_Work to be completed_
Below are the records. Gather each line that holds "Daily".

_Input records_
---*---

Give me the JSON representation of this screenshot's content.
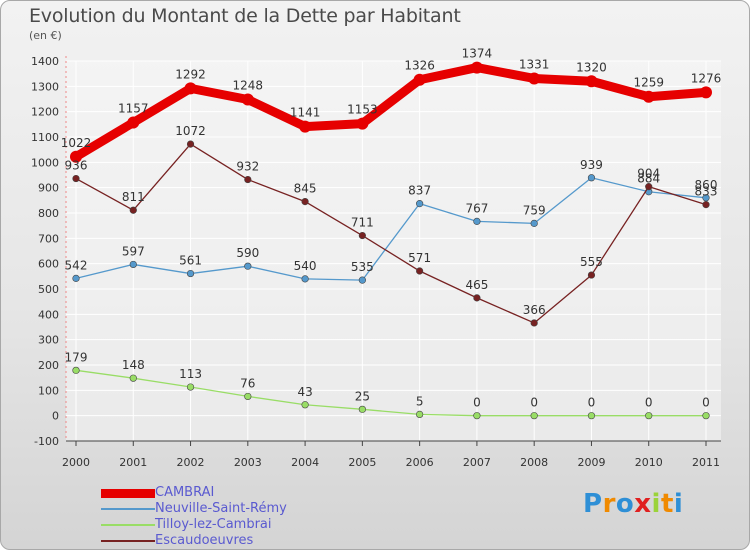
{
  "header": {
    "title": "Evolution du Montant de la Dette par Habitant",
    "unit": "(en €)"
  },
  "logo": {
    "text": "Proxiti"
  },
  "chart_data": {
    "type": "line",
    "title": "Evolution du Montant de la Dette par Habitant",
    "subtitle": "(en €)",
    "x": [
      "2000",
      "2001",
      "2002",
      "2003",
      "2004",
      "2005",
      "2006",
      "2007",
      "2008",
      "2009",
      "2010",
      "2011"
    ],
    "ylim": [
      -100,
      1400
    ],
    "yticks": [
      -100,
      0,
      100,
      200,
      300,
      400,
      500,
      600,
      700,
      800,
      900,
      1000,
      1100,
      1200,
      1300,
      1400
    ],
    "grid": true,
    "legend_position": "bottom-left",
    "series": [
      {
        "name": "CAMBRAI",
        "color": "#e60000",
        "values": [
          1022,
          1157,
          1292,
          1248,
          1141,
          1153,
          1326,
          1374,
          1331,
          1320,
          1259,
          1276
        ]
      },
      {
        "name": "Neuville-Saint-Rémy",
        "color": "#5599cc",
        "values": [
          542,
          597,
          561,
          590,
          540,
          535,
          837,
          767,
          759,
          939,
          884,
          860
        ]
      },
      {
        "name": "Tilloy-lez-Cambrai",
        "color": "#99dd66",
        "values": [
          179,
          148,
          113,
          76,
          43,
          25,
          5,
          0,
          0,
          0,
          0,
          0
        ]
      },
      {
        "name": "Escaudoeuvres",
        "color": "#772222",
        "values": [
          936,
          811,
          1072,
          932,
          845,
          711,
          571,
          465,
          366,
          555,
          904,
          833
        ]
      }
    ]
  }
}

---*---

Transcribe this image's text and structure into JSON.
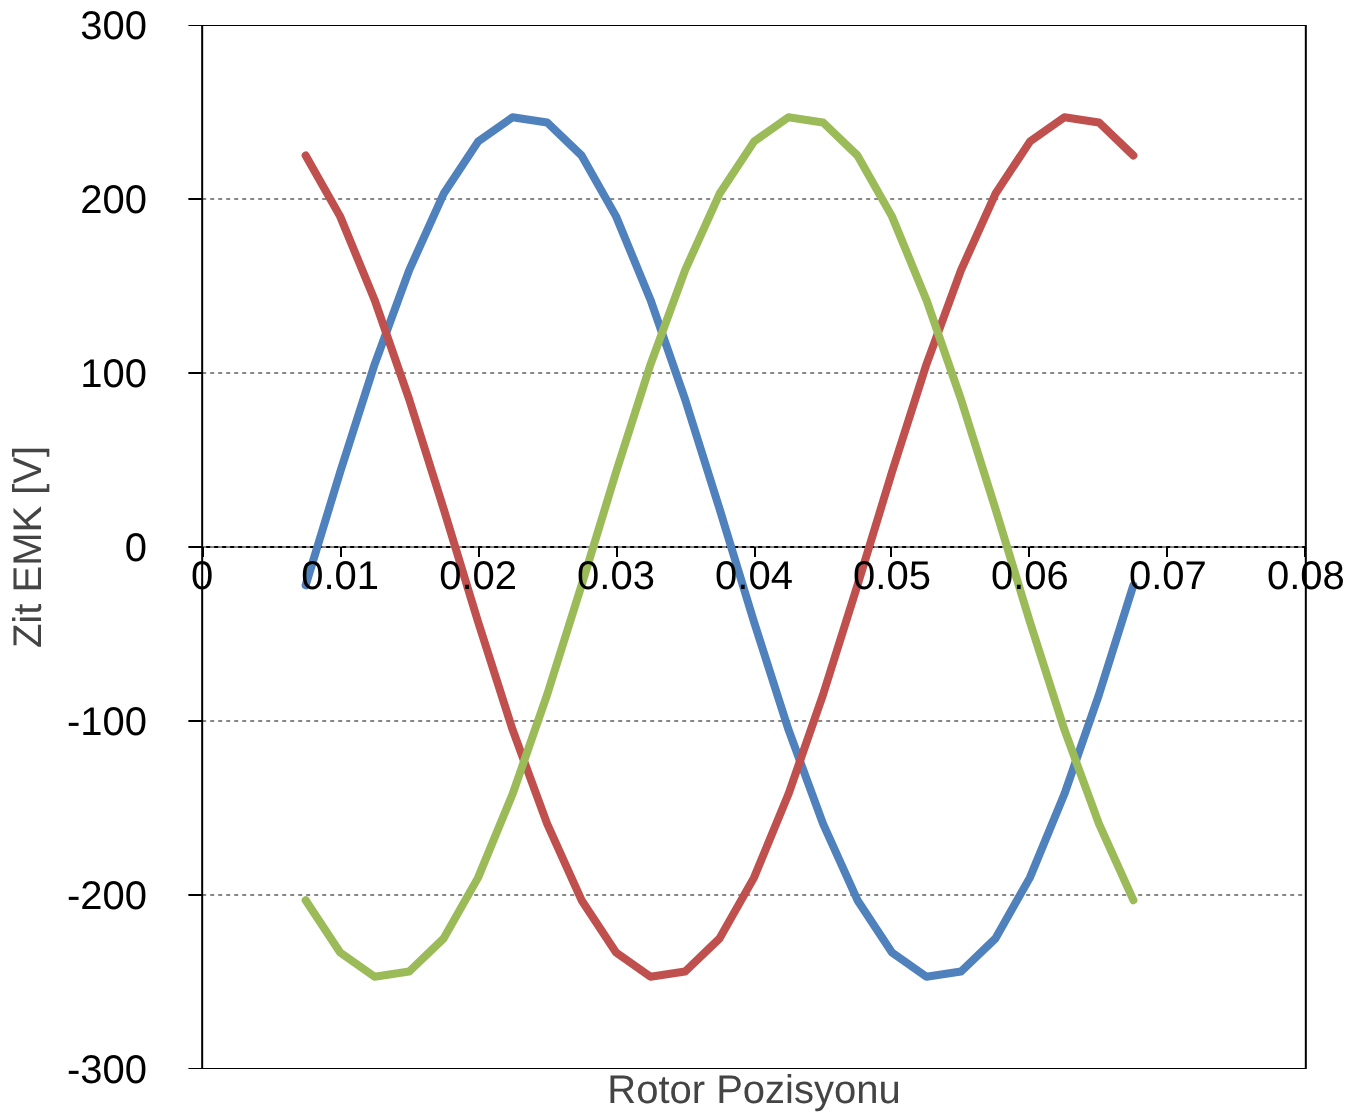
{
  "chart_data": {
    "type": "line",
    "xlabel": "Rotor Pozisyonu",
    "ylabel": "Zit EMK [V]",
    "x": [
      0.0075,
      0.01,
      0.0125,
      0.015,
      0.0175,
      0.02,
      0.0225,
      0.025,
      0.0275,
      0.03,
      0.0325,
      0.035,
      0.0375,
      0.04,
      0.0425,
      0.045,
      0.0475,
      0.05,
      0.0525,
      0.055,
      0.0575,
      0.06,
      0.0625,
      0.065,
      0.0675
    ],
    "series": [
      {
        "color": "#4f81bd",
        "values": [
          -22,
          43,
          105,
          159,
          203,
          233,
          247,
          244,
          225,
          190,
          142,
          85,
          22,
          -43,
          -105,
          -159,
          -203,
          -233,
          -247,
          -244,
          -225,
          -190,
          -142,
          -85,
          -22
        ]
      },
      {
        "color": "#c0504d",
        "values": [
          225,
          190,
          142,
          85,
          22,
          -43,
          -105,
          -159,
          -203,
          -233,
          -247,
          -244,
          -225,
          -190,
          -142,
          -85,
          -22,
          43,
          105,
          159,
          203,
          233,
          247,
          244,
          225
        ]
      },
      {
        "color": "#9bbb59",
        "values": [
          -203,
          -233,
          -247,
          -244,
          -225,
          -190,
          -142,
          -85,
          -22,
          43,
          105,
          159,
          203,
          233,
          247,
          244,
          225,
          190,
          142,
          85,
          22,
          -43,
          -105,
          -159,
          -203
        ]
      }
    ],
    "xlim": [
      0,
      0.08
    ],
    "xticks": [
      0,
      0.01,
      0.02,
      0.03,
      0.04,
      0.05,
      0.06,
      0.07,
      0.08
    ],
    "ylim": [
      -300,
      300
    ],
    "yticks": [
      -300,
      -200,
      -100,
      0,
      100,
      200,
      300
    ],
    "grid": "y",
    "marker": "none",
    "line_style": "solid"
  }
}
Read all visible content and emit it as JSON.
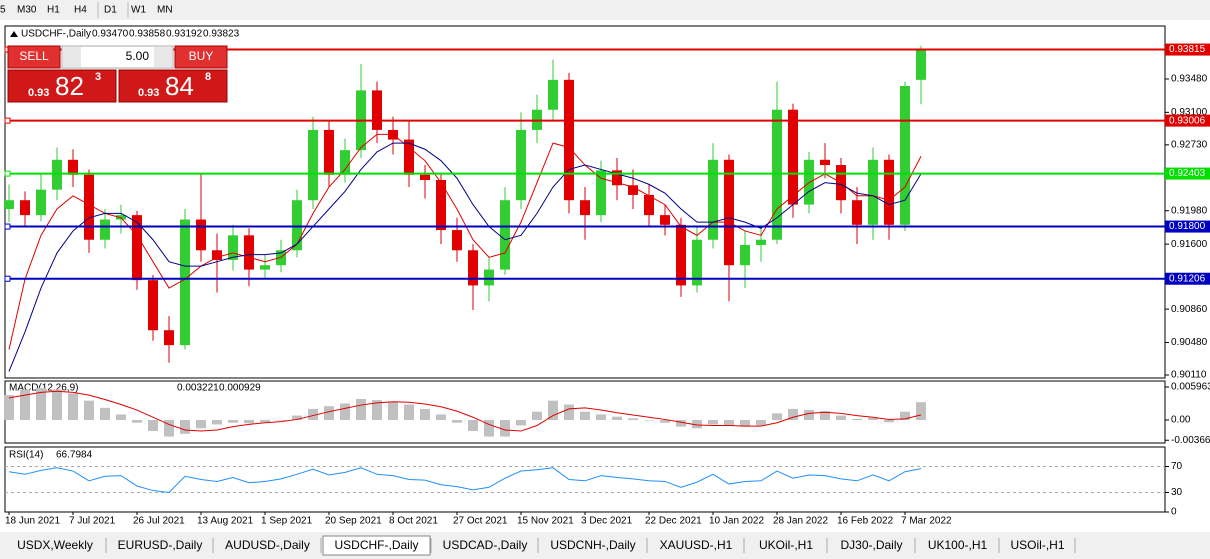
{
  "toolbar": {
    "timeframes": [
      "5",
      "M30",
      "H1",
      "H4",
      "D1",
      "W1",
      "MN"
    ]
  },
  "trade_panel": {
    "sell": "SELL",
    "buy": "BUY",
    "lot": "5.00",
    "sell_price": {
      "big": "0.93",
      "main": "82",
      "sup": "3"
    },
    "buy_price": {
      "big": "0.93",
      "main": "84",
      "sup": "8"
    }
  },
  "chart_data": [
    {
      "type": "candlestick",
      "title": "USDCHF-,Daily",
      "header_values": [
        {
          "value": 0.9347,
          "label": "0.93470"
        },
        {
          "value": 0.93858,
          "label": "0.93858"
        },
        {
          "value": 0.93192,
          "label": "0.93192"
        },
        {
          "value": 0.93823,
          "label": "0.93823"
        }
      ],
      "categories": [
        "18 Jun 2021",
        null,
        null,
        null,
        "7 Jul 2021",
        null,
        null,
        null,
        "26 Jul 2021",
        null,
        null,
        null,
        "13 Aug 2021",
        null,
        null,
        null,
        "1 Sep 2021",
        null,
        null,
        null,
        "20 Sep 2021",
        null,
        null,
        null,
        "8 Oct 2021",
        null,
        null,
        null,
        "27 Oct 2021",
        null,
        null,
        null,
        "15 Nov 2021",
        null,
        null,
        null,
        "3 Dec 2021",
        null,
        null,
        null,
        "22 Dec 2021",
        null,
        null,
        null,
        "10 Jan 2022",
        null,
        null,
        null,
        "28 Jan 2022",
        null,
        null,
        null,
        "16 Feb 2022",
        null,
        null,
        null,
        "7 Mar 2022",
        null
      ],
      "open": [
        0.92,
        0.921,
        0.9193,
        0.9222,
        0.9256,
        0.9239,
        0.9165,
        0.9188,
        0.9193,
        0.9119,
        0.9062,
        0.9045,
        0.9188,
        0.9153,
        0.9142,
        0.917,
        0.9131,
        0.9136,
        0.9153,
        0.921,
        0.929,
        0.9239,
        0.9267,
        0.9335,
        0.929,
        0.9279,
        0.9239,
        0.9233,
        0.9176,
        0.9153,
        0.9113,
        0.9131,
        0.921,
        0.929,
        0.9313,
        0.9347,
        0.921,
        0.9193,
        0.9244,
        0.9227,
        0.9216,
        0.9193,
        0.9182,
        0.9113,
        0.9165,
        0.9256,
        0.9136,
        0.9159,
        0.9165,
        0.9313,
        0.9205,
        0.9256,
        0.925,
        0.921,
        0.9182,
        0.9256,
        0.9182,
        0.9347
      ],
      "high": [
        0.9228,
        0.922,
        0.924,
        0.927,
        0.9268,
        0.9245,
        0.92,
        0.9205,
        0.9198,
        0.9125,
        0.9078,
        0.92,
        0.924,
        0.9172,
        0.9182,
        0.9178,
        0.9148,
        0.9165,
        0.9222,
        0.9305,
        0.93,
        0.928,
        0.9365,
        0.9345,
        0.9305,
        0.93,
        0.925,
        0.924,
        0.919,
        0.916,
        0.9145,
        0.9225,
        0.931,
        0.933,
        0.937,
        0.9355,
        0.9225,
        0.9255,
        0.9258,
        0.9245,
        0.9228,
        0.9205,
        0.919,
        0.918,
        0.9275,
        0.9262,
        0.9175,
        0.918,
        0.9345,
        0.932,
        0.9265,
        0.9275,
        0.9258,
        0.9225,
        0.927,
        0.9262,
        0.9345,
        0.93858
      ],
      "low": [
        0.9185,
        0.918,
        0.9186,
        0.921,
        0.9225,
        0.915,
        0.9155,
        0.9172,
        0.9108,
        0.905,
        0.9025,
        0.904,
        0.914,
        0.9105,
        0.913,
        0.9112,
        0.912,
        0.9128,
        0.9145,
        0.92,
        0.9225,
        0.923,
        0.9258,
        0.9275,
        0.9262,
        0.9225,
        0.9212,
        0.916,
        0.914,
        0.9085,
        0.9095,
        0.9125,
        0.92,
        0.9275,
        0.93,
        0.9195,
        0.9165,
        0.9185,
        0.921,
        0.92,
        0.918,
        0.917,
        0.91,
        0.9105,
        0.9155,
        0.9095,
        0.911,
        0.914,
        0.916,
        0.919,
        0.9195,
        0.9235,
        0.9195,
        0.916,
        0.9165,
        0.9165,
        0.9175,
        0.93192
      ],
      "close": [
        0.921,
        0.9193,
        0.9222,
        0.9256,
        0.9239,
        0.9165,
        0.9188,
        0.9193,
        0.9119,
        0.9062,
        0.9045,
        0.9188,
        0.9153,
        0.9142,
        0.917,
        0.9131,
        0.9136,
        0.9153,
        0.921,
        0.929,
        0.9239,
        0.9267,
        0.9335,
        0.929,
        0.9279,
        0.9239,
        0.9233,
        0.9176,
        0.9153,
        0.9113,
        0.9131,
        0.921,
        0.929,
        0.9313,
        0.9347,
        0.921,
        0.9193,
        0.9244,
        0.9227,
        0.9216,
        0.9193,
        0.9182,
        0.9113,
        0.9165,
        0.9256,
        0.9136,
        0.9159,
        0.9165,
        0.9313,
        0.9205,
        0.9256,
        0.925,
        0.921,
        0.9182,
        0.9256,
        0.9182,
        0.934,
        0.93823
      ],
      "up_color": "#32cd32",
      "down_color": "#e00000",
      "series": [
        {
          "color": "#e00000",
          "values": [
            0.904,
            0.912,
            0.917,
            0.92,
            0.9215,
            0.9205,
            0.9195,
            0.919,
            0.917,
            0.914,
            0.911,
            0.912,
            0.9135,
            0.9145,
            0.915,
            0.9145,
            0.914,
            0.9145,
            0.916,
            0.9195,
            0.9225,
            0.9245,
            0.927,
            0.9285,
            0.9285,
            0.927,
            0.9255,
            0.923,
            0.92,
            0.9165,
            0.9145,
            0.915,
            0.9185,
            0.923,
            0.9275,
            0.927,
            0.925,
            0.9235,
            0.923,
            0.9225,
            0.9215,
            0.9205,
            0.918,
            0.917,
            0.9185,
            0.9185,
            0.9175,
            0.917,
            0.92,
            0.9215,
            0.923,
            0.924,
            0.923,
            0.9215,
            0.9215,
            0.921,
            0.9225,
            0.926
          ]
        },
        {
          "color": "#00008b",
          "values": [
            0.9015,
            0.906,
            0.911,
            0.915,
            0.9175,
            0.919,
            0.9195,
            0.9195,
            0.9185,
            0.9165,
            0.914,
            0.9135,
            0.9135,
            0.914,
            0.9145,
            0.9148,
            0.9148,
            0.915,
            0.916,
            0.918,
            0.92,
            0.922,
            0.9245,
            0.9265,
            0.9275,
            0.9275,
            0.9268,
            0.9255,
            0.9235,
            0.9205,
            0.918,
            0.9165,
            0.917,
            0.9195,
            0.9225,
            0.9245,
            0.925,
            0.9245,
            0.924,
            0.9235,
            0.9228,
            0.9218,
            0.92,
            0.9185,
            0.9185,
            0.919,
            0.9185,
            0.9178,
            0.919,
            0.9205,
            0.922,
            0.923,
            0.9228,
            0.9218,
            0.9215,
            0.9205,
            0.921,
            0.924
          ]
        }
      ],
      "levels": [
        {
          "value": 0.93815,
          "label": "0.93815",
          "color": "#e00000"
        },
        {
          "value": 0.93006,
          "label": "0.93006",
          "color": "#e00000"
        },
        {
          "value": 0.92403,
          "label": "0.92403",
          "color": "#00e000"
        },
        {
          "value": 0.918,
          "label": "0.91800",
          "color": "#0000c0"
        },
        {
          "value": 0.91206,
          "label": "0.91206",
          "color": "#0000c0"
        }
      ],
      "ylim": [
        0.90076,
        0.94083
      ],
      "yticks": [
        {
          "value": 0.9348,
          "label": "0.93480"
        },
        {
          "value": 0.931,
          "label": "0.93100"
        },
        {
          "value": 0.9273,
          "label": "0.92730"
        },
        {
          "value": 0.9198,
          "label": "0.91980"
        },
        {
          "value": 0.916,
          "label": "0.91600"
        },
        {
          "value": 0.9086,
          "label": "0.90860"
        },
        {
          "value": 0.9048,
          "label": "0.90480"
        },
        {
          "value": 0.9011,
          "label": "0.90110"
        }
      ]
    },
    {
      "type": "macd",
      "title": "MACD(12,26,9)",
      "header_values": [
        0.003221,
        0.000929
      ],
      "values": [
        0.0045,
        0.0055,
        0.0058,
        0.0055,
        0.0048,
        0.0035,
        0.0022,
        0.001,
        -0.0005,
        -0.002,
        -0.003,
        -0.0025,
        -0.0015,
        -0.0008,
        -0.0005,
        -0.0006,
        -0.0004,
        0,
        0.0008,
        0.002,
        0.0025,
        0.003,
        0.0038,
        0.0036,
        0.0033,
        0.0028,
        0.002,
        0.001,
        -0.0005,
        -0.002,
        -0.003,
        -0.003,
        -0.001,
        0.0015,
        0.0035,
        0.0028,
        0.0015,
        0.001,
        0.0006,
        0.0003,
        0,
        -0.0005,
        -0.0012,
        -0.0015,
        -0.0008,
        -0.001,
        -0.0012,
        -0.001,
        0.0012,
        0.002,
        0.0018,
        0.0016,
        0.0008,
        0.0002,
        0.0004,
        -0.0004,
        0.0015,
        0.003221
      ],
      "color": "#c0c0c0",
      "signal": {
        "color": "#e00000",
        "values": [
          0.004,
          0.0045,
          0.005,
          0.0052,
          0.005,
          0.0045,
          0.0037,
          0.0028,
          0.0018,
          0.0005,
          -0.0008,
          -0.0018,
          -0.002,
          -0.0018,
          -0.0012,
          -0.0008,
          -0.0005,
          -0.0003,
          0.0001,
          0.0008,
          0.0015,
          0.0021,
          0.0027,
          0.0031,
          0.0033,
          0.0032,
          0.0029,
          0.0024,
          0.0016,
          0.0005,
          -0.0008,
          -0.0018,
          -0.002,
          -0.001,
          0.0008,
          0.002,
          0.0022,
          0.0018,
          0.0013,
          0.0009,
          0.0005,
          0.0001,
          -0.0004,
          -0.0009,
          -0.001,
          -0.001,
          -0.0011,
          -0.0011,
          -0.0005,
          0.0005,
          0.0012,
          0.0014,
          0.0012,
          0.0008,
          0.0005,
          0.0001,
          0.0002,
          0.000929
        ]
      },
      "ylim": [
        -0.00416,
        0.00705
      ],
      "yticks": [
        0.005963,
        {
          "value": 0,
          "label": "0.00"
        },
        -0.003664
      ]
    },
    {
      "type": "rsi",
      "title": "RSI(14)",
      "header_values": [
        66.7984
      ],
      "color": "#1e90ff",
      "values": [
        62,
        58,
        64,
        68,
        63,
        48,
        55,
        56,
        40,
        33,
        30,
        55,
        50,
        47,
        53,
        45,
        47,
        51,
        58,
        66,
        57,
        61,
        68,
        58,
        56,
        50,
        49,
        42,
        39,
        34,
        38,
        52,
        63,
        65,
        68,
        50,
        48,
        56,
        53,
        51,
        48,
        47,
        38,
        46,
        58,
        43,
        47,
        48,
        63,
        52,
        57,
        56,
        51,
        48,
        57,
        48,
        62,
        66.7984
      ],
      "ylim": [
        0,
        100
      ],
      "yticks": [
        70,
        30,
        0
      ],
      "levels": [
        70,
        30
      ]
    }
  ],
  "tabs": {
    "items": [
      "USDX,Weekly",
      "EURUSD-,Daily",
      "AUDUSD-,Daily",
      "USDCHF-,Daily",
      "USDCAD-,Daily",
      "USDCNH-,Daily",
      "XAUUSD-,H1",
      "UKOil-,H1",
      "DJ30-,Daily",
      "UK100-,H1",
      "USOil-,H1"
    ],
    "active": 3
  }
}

---*---

_Solution for this task_
      "title": "USDCHF-,Daily",
      "EURUSD-,Daily",
      "AUDUSD-,Daily",
      "USDCHF-,Daily",
      "USDCAD-,Daily",
      "USDCNH-,Daily",
      "DJ30-,Daily",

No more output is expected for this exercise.